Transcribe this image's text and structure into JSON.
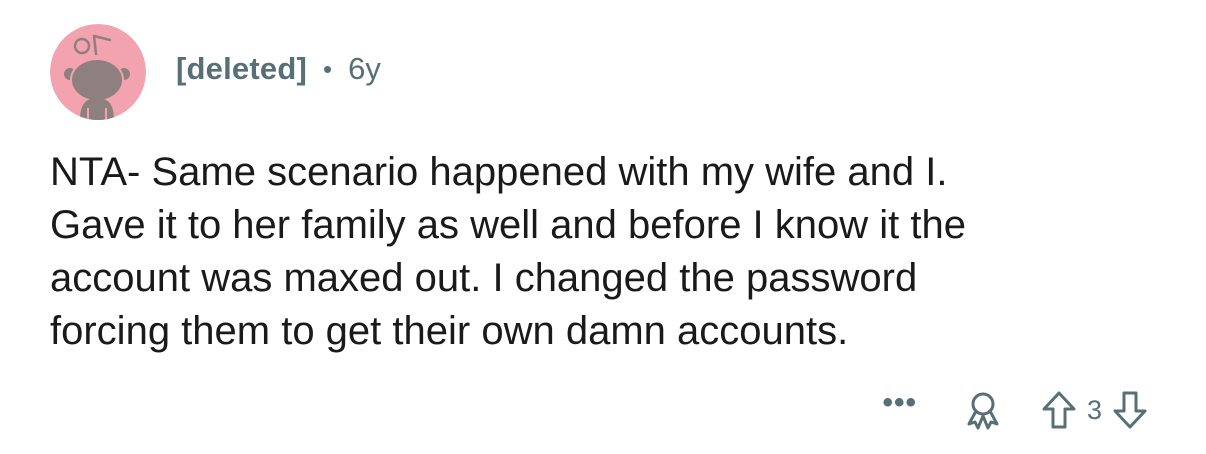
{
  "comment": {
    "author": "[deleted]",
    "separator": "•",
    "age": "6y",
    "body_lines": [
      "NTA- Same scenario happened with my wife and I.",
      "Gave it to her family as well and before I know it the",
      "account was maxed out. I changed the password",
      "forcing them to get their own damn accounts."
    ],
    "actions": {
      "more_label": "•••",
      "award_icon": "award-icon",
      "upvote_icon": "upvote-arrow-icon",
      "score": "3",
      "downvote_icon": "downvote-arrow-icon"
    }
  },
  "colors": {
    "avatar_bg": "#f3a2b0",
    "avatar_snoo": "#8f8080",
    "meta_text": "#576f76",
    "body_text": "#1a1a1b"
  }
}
==============================
Go through the listing above and report how many of its lines contain the word "arrow", with only the number as output.

◆ Answer to this task ◆
2